From the line that holds "Read this page and output its text content." to the last line of the data, copy everything exactly; leave out all the rest.

(Records from a data collection)
**********

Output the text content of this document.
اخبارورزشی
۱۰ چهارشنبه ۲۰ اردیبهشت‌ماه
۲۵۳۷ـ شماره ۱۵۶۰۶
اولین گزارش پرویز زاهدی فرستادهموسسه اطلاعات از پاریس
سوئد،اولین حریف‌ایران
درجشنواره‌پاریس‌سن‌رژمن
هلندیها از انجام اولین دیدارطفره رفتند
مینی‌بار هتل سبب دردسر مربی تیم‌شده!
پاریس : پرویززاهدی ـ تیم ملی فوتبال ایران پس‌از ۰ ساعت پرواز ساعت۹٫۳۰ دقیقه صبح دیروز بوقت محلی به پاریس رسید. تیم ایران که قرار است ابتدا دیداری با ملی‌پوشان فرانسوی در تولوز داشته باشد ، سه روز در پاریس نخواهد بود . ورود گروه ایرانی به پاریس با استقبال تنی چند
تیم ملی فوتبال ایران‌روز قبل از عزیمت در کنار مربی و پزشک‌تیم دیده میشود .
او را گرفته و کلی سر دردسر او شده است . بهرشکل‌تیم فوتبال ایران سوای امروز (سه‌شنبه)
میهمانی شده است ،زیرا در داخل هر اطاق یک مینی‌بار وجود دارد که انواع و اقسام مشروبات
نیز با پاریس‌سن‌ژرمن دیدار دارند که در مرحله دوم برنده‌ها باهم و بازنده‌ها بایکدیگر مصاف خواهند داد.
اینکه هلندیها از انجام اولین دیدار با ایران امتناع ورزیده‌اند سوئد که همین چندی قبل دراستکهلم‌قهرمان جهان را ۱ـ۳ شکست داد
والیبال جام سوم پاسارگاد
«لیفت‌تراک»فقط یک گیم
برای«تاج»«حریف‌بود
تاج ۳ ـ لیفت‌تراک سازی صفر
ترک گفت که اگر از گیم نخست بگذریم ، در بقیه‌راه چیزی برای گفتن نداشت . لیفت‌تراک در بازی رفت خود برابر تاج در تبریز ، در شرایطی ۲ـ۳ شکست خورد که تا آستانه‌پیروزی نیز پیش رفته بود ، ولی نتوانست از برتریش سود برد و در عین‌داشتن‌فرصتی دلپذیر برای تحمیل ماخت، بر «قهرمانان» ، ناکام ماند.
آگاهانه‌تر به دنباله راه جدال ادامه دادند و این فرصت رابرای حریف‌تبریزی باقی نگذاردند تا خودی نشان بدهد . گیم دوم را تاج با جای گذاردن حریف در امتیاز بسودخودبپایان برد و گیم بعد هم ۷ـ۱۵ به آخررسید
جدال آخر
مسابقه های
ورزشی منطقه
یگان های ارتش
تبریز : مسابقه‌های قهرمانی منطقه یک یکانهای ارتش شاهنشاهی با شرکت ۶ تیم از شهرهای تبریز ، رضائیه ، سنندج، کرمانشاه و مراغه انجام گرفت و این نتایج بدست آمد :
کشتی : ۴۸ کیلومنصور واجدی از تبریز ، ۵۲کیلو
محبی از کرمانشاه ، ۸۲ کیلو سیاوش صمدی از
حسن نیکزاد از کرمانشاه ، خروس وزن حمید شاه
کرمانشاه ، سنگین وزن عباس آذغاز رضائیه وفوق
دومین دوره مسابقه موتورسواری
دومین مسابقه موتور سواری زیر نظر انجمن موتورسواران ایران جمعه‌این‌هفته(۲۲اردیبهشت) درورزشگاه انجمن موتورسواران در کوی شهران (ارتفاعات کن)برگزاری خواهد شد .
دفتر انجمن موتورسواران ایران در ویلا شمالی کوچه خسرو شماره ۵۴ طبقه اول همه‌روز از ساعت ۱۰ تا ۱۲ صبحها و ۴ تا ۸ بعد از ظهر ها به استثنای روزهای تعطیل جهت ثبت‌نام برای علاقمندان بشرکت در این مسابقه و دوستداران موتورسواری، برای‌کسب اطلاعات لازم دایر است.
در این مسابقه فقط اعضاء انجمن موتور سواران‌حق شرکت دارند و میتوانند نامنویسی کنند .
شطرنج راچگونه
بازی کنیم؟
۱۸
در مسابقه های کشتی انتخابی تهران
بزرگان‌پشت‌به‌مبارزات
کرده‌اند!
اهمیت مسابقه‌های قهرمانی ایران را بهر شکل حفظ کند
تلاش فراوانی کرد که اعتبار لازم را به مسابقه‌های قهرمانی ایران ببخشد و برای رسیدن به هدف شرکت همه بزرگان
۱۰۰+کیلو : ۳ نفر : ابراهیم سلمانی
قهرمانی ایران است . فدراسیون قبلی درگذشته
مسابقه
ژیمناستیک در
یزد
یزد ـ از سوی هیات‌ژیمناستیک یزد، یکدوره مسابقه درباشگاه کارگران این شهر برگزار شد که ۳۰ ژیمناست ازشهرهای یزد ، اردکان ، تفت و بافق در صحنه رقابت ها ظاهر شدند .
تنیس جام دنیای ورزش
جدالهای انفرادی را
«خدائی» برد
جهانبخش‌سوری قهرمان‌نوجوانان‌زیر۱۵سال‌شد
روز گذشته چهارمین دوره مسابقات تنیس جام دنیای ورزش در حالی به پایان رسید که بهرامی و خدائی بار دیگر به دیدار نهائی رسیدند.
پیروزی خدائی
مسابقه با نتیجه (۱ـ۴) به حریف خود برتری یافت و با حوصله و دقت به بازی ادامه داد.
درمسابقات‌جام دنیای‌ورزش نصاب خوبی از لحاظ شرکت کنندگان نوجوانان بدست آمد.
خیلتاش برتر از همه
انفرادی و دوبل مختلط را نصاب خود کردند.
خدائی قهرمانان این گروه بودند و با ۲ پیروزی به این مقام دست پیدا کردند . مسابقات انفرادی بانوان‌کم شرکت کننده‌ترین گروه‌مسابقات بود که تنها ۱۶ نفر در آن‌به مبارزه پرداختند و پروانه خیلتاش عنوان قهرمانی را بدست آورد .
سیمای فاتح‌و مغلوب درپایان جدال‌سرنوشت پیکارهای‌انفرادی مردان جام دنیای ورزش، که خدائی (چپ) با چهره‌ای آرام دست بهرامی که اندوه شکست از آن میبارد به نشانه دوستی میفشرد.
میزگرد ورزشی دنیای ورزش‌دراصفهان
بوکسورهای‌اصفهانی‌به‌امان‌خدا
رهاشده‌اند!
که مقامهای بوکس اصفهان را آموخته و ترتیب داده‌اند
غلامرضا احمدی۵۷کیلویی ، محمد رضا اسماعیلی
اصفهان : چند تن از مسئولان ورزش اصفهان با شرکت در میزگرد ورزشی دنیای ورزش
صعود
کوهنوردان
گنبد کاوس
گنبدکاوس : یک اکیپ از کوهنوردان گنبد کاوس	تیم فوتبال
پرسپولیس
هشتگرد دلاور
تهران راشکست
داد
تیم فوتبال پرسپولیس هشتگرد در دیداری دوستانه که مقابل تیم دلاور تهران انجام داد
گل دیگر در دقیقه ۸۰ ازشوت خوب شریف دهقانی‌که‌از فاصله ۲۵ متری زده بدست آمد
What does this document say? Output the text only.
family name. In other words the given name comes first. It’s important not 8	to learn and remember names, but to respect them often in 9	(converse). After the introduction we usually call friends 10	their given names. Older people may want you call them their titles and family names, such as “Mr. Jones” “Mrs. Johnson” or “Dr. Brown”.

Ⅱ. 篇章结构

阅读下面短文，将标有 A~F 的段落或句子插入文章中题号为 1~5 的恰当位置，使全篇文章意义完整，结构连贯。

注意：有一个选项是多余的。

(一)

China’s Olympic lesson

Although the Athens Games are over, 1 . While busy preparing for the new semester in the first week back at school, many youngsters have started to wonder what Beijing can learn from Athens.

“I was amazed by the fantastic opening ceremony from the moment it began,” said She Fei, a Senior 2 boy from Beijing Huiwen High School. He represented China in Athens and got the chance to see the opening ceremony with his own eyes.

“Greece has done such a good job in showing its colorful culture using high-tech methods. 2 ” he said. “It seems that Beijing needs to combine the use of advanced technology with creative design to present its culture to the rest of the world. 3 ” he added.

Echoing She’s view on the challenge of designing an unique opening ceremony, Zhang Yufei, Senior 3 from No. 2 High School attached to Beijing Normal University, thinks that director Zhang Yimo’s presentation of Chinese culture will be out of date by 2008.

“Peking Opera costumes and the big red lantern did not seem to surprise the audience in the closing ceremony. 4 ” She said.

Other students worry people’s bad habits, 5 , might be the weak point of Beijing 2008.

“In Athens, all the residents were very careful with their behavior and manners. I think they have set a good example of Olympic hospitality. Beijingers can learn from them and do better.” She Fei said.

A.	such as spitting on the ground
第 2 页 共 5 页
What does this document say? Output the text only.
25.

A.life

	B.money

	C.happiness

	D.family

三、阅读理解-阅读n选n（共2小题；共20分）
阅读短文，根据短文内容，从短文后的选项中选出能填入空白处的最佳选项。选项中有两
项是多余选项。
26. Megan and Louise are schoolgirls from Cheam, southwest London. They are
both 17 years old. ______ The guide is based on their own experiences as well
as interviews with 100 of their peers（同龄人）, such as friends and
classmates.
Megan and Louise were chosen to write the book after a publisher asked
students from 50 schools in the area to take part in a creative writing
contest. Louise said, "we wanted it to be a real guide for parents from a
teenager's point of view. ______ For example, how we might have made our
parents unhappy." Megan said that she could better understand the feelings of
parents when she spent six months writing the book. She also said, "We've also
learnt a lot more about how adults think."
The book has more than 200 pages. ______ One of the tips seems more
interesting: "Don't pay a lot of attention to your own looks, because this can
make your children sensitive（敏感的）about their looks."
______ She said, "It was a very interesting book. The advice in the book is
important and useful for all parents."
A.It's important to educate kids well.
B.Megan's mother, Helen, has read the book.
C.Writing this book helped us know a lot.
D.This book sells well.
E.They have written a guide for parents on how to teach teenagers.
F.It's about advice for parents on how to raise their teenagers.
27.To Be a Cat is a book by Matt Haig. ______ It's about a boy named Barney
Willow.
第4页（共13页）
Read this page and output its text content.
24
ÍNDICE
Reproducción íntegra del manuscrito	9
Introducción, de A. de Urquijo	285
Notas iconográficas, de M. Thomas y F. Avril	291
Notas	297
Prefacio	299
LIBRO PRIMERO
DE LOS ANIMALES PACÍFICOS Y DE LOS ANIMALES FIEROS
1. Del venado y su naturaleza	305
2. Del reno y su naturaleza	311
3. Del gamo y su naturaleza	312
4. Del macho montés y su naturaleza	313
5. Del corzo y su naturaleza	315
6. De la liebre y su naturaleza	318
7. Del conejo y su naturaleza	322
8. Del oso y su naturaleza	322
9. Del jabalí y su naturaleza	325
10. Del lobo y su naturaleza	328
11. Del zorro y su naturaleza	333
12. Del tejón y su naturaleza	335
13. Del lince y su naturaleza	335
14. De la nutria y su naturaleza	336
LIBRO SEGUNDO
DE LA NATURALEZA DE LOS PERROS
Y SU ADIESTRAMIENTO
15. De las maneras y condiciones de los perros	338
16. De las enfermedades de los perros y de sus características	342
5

**********

» Complete response
Read this page and output its text content.
24
ÍNDICE
Reproducción íntegra del manuscrito	9
Introducción, de A. de Urquijo	285
Notas iconográficas, de M. Thomas y F. Avril	291
Notas	297
Prefacio	299
LIBRO PRIMERO
DE LOS ANIMALES PACÍFICOS Y DE LOS ANIMALES FIEROS
1. Del venado y su naturaleza	305
2. Del reno y su naturaleza	311
3. Del gamo y su naturaleza	312
4. Del macho montés y su naturaleza	313
5. Del corzo y su naturaleza	315
6. De la liebre y su naturaleza	318
7. Del conejo y su naturaleza	322
8. Del oso y su naturaleza	322
9. Del jabalí y su naturaleza	325
10. Del lobo y su naturaleza	328
11. Del zorro y su naturaleza	333
12. Del tejón y su naturaleza	335
13. Del lince y su naturaleza	335
14. De la nutria y su naturaleza	336
LIBRO SEGUNDO
DE LA NATURALEZA DE LOS PERROS
Y SU ADIESTRAMIENTO
15. De las maneras y condiciones de los perros	338
16. De las enfermedades de los perros y de sus características	342
5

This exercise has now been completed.